* Excerpted text:
——————

Sunday, July 4, 2010

"WE NEED...TO BE FEARLESS AND OBNOXIOUS"

At The Daily Dish, Andrew Sullivan posted rather splendid words for the Fourth of July, when we celebrate our liberation from the tyrannical rule of the British Empire. (Slight irony alert here, since I have a good many English friends, and Andrew himself is an immigrant from Merrie Olde England - God save the Queen, and all that.)

Initially, I planned to excerpt from Andrew's post, but I did not find a logical cut-off spot. I hope he doesn't mind that I use his entire commentary. Pop on over to Andrew's site to read the words he quotes from Thomas Jefferson, who is no longer included in the recent revision of the social studies curriculum by the Texas Board of Education.

"I believe the blogosphere first truly gained traction in America for a good reason. There is something about blogging's freedom from the constraints of conventional journalism that captures an American ideal: civic engagement totally free of anyone else's influence. It is an ideal of a fourth estate hostile to authorities public and private, suspicious of conventional wisdom, and, above all, confident, even when confidence seems absurd, in the power of the word and the argument to make a difference ... in the end. The rise of this type of citizen journalism has, in my view, increasingly exposed some of the laziness and corruption in the professional version - even as there is still a huge amount to treasure and value in the legacy media, and a huge amount of partisan, mendacious claptrap on the blogs.

But what distinguishes the best of the new media is what could still be recaptured by the old: the mischievous spirit of journalism and free, unfettered inquiry. Journalism has gotten too pompous, too affluent, too self-loving, and too entwined with the establishment of both wings of American politics to be what we need it to be.

——————

* Recorded data:
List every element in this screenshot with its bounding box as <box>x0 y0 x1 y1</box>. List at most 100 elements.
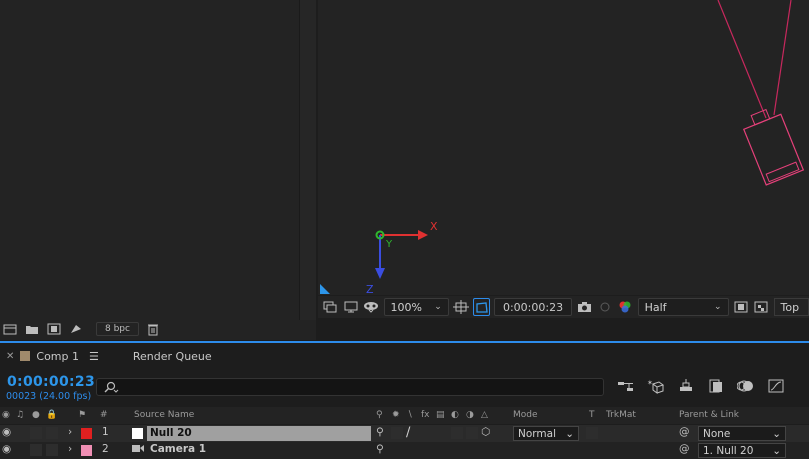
layer-name[interactable]: Null 20 <box>147 426 371 441</box>
solo-icon[interactable]: ● <box>32 410 40 420</box>
visibility-eye-icon[interactable]: ◉ <box>2 426 11 438</box>
project-scrollbar[interactable] <box>299 0 316 320</box>
chevron-down-icon: ⌄ <box>772 428 781 440</box>
panel-focus-divider <box>0 341 809 343</box>
title-action-safe-icon[interactable] <box>453 298 470 316</box>
current-time-display[interactable]: 0:00:00:23 <box>7 374 95 390</box>
parent-dropdown[interactable]: None ⌄ <box>698 426 786 441</box>
resolution-value: Half <box>644 300 667 314</box>
bit-depth-button[interactable]: 8 bpc <box>96 322 139 336</box>
column-source-name[interactable]: Source Name <box>134 410 194 420</box>
collapse-column-icon[interactable]: ✹ <box>392 410 400 420</box>
viewer-toolbar: 100% ⌄ 0:00:00:23 Half ⌄ Top <box>318 296 809 318</box>
motion-blur-icon[interactable] <box>736 376 756 396</box>
audio-icon[interactable]: ♫ <box>16 410 24 420</box>
region-corner-marker <box>320 284 330 294</box>
new-composition-icon[interactable] <box>46 322 62 336</box>
axis-gizmo[interactable] <box>375 230 428 279</box>
preserve-transparency-toggle[interactable] <box>586 427 598 439</box>
tab-label: Render Queue <box>132 349 212 363</box>
layer-row[interactable]: ◉ › 1 Null 20 ⚲ ∕ ⬡ Normal ⌄ @ None ⌄ <box>0 425 809 442</box>
eye-icon[interactable]: ◉ <box>2 410 10 420</box>
3d-view-value: Top <box>780 300 800 314</box>
shy-switch-icon[interactable]: ⚲ <box>376 443 384 455</box>
new-folder-icon[interactable] <box>24 322 40 336</box>
blend-mode-dropdown[interactable]: Normal ⌄ <box>513 426 579 441</box>
layer-search-input[interactable] <box>96 378 604 396</box>
pick-whip-icon[interactable]: @ <box>679 426 690 438</box>
blend-mode-value: Normal <box>518 428 556 440</box>
draft-3d-icon[interactable]: ✶ <box>646 376 666 396</box>
y-axis-label: Y <box>385 239 393 250</box>
layer-row[interactable]: ◉ › 2 Camera 1 ⚲ @ 1. Null 20 ⌄ <box>0 442 809 459</box>
chevron-right-icon[interactable]: › <box>68 443 72 455</box>
x-axis-label: X <box>430 220 438 233</box>
magnification-value: 100% <box>390 300 422 314</box>
3d-view-dropdown[interactable]: Top <box>773 298 809 316</box>
frame-rate-display: 00023 (24.00 fps) <box>6 391 92 402</box>
viewer-current-time[interactable]: 0:00:00:23 <box>493 298 573 316</box>
shy-layers-icon[interactable] <box>676 376 696 396</box>
lock-toggle[interactable] <box>46 444 58 456</box>
solo-toggle[interactable] <box>30 427 42 439</box>
column-t: T <box>589 410 595 420</box>
motion-blur-switch[interactable] <box>451 427 463 439</box>
shy-switch-icon[interactable]: ⚲ <box>376 426 384 438</box>
lock-toggle[interactable] <box>46 427 58 439</box>
trash-icon[interactable] <box>145 322 161 336</box>
chevron-right-icon[interactable]: › <box>68 426 72 438</box>
transparency-grid-icon[interactable] <box>753 298 770 316</box>
layer-label-color[interactable] <box>81 445 92 456</box>
camera-shape[interactable] <box>740 105 805 186</box>
always-preview-icon[interactable] <box>322 298 339 316</box>
tab-menu-icon[interactable]: ☰ <box>89 350 99 363</box>
collapse-switch[interactable] <box>391 427 403 439</box>
layer-label-color[interactable] <box>81 428 92 439</box>
adjustment-column-icon[interactable]: ◑ <box>466 410 474 420</box>
visibility-eye-icon[interactable]: ◉ <box>2 443 11 455</box>
lock-icon[interactable]: 🔒 <box>46 410 57 420</box>
layer-name[interactable]: Camera 1 <box>150 443 206 455</box>
column-trkmat: TrkMat <box>606 410 636 420</box>
graph-editor-icon[interactable] <box>766 376 786 396</box>
shy-column-icon[interactable]: ⚲ <box>376 410 383 420</box>
camera-layer-icon <box>131 443 145 457</box>
project-settings-icon[interactable] <box>68 322 84 336</box>
frame-blend-column-icon[interactable]: ▤ <box>436 410 445 420</box>
chevron-down-icon: ⌄ <box>714 302 722 312</box>
search-icon <box>104 381 119 393</box>
effects-column-icon[interactable]: fx <box>421 410 430 420</box>
monitor-icon[interactable] <box>343 298 360 316</box>
snapshot-camera-icon[interactable] <box>576 298 593 316</box>
composition-mini-flowchart-icon[interactable] <box>616 376 636 396</box>
resolution-dropdown[interactable]: Half ⌄ <box>637 298 729 316</box>
camera-frustum-line <box>773 0 792 116</box>
pick-whip-icon[interactable]: @ <box>679 443 690 455</box>
composition-viewer[interactable]: X Y Z <box>318 0 809 295</box>
label-tag-icon[interactable]: ⚑ <box>78 410 86 420</box>
channel-rgb-icon[interactable] <box>617 298 634 316</box>
tab-comp-1[interactable]: ✕ Comp 1 ☰ <box>0 345 105 367</box>
chevron-down-icon: ⌄ <box>434 302 442 312</box>
toggle-mask-path-icon[interactable] <box>473 298 490 316</box>
quality-switch-icon[interactable]: ∕ <box>406 425 410 440</box>
parent-value: None <box>703 428 731 440</box>
3d-layer-switch-icon[interactable]: ⬡ <box>481 426 490 438</box>
mask-visibility-icon[interactable] <box>363 298 380 316</box>
3d-layer-column-icon[interactable]: △ <box>481 410 488 420</box>
motion-blur-column-icon[interactable]: ◐ <box>451 410 459 420</box>
frame-blending-icon[interactable] <box>706 376 726 396</box>
tab-render-queue[interactable]: Render Queue <box>127 345 218 367</box>
viewer-canvas: X Y Z <box>320 0 805 295</box>
timeline-tools: ✶ <box>616 376 786 396</box>
column-number: # <box>100 410 108 420</box>
adjustment-switch[interactable] <box>466 427 478 439</box>
parent-dropdown[interactable]: 1. Null 20 ⌄ <box>698 443 786 458</box>
show-snapshot-icon[interactable] <box>597 298 614 316</box>
solo-toggle[interactable] <box>30 444 42 456</box>
close-icon[interactable]: ✕ <box>6 351 14 362</box>
magnification-dropdown[interactable]: 100% ⌄ <box>383 298 449 316</box>
region-of-interest-icon[interactable] <box>733 298 750 316</box>
interpret-footage-icon[interactable] <box>2 322 18 336</box>
quality-column-icon[interactable]: ∖ <box>407 410 413 420</box>
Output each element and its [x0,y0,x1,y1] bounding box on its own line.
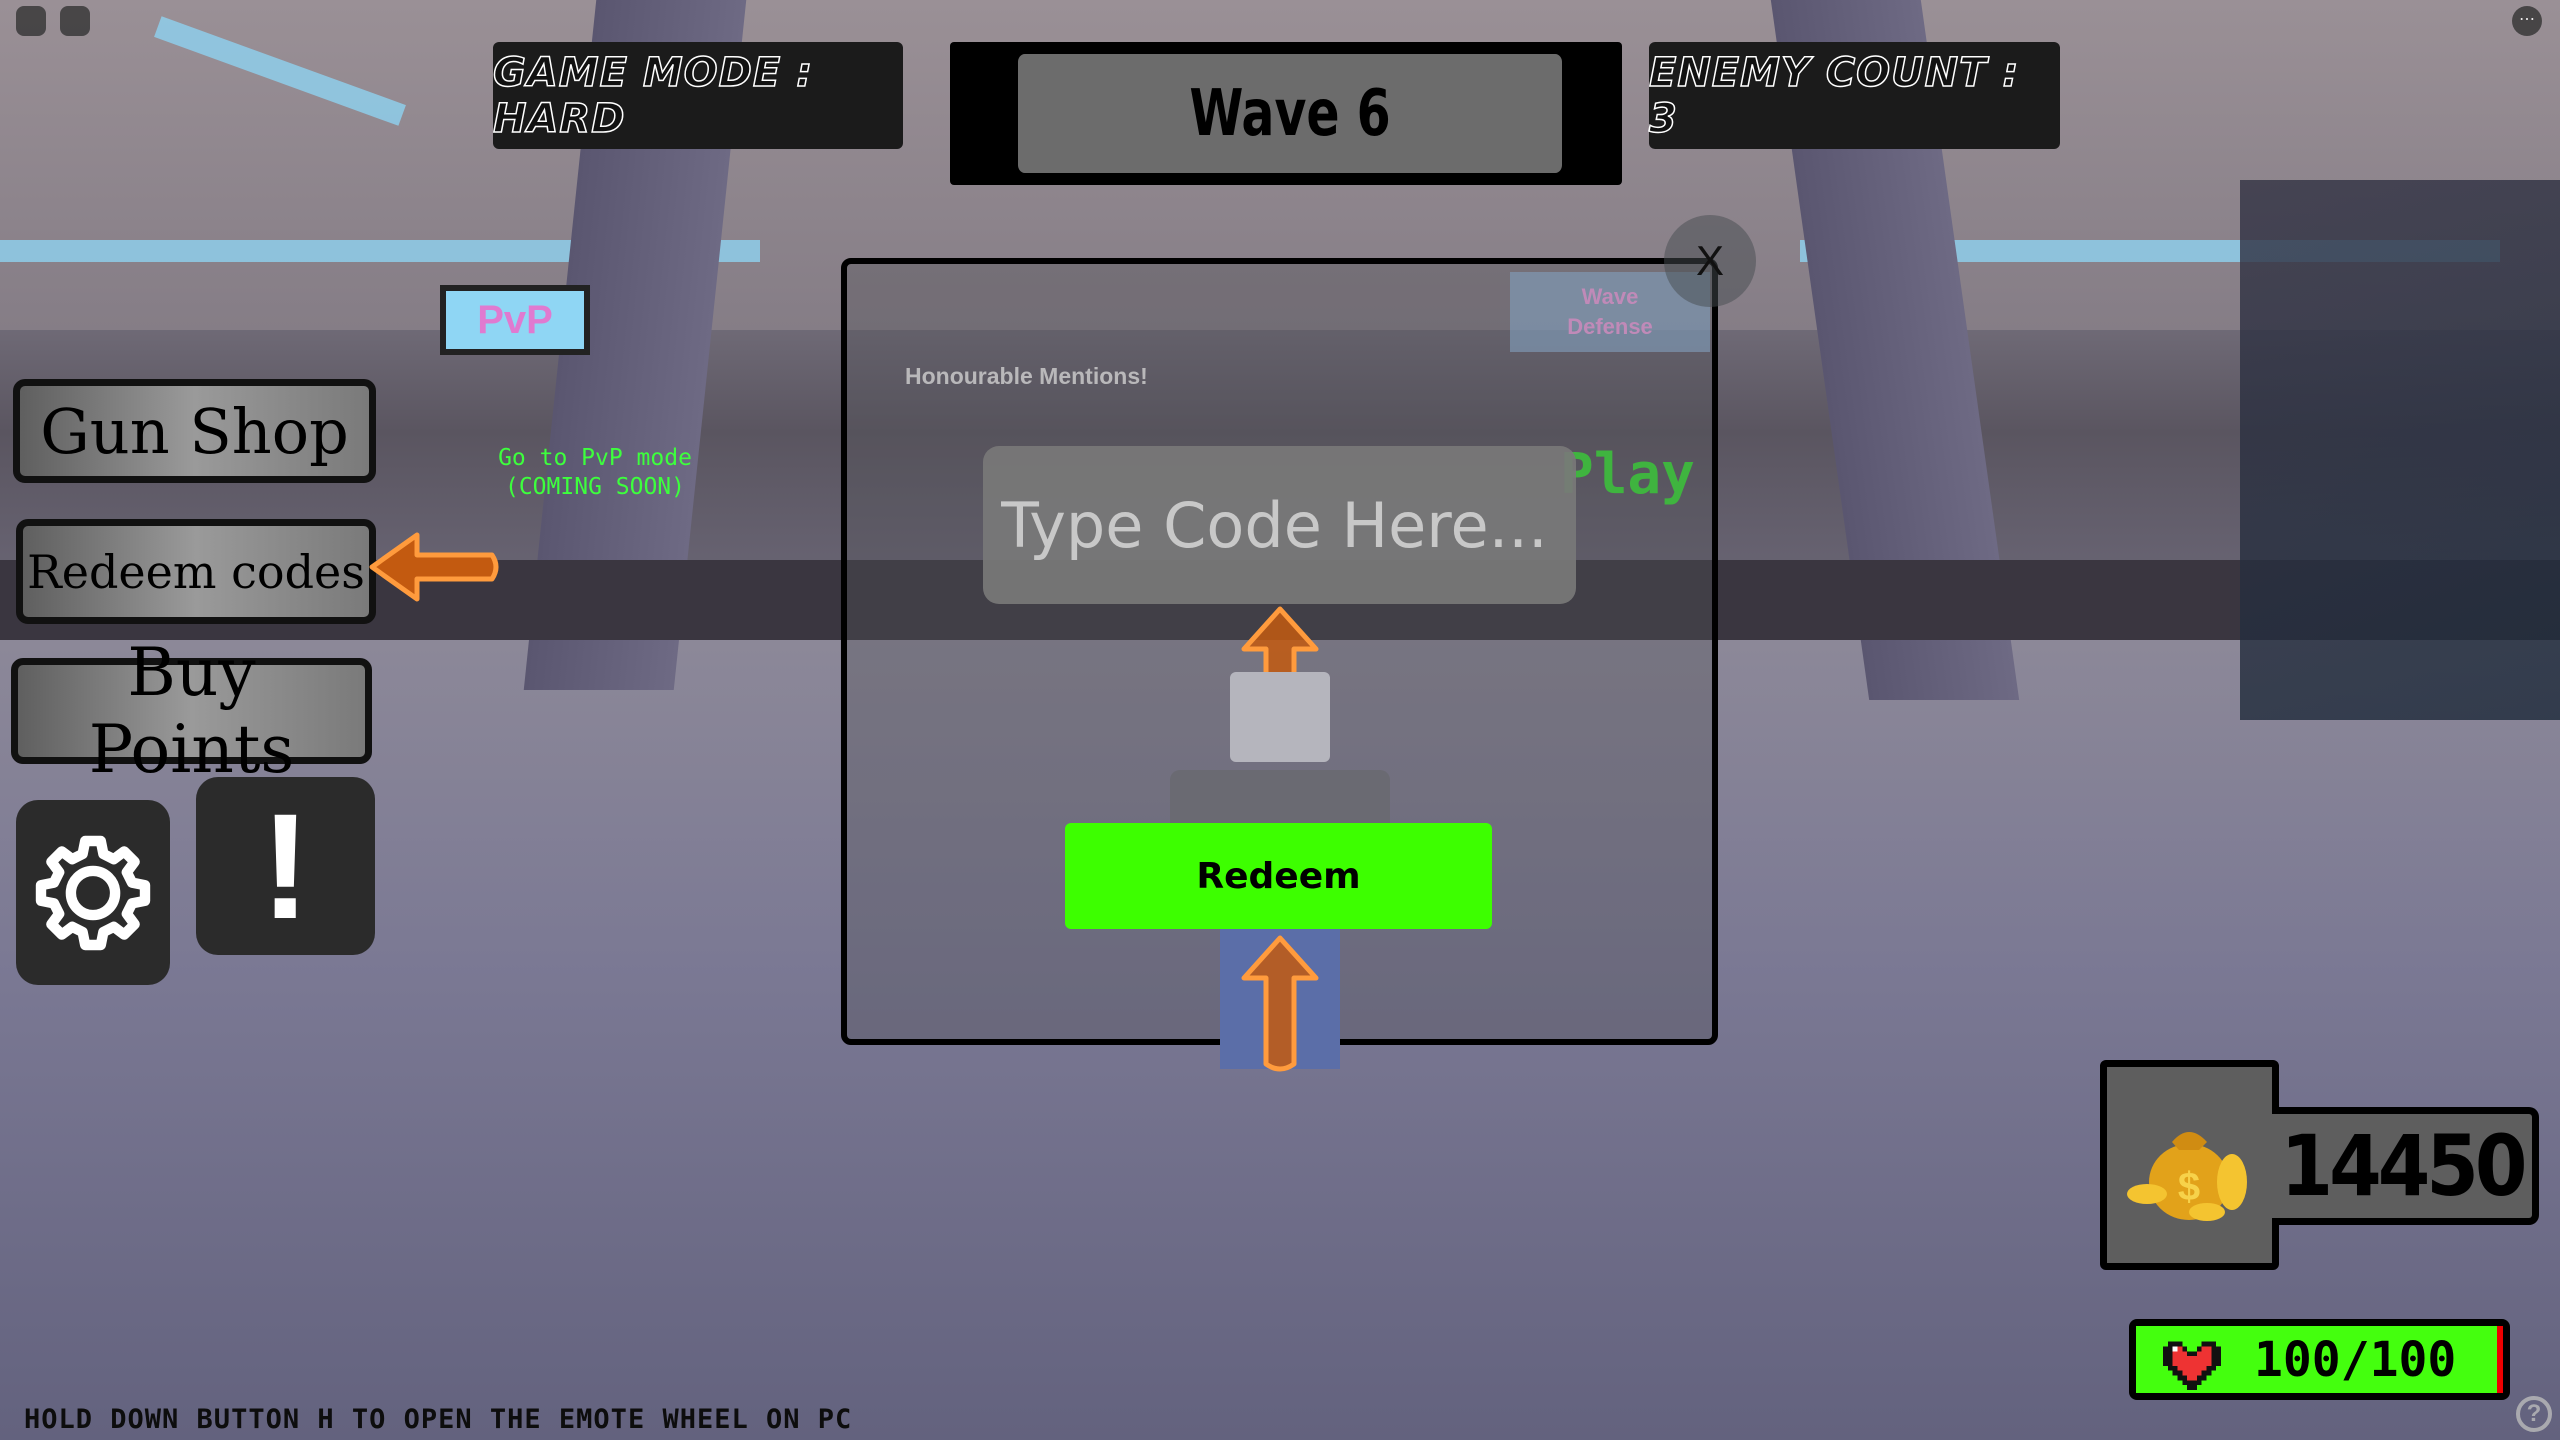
wave-defense-line2: Defense [1567,314,1653,339]
gun-shop-button[interactable]: Gun Shop [13,379,376,483]
pvp-hint-line2: (COMING SOON) [504,474,685,500]
player-avatar [1230,672,1330,762]
buy-points-button[interactable]: Buy Points [11,634,372,788]
wave-label: Wave 6 [1018,54,1562,173]
redeem-codes-button[interactable]: Redeem codes [16,519,376,624]
chat-icon[interactable] [60,6,90,36]
svg-text:$: $ [2178,1165,2200,1209]
enemy-count-label: Enemy Count : 3 [1648,42,2060,149]
arrow-up-icon [1241,935,1319,1072]
code-input[interactable] [983,446,1576,604]
heart-icon [2163,1341,2221,1390]
health-value: 100/100 [2254,1331,2457,1388]
pvp-sign: PvP [440,285,590,355]
exclamation-icon: ! [260,781,311,950]
settings-button[interactable] [16,800,170,985]
game-mode-label: Game Mode : Hard [492,42,903,149]
close-button[interactable]: X [1664,215,1756,307]
close-icon: X [1695,237,1724,284]
play-sign: Play [1560,442,1695,507]
redeem-button[interactable]: Redeem [1065,823,1492,929]
health-bar: 100/100 [2129,1319,2510,1400]
help-icon[interactable]: ? [2516,1396,2552,1432]
more-options-icon[interactable]: ⋯ [2512,6,2542,36]
wave-panel: Wave 6 [950,42,1622,185]
roblox-menu-icon[interactable] [16,6,46,36]
pvp-hint: Go to PvP mode (COMING SOON) [470,444,720,502]
gear-icon [35,835,151,950]
points-icon-panel: $ [2100,1060,2279,1270]
points-value: 14450 [2272,1107,2539,1225]
health-bar-fill: 100/100 [2136,1326,2503,1393]
money-bag-icon: $ [2127,1132,2247,1221]
emote-wheel-hint: HOLD DOWN BUTTON H TO OPEN THE EMOTE WHE… [24,1404,853,1435]
pvp-hint-line1: Go to PvP mode [498,445,692,471]
alerts-button[interactable]: ! [196,777,375,955]
honourable-mentions-sign: Honourable Mentions! [905,363,1148,389]
arrow-left-icon [369,532,499,602]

——————

* Problems to solve:
[1] Write out the blog post word for word from "Initially, I planned" up to and including "Board of Education.".
[2] In the blog post, who is no longer included in the Texas Board of Education's recent social studies curriculum revision?
[3] Translate this sentence from the blog post into Spanish: "Journalism has gotten too pompous, too affluent, too self-loving, and too entwined with the establishment of both wings of American politics to be what we need it to be."
The lines have nothing to do with the blog post.

* Exercise responses:
[1]
Initially, I planned to excerpt from Andrew's post, but I did not find a logical cut-off spot. I hope he doesn't mind that I use his entire commentary. Pop on over to Andrew's site to read the words he quotes from Thomas Jefferson, who is no longer included in the recent revision of the social studies curriculum by the Texas Board of Education.

[2] Thomas Jefferson.

[3] El periodismo se ha vuelto demasiado pomposo, demasiado acomodado, demasiado pagado de sí mismo y demasiado enredado con el establishment de ambas alas de la política estadounidense como para ser lo que necesitamos que sea.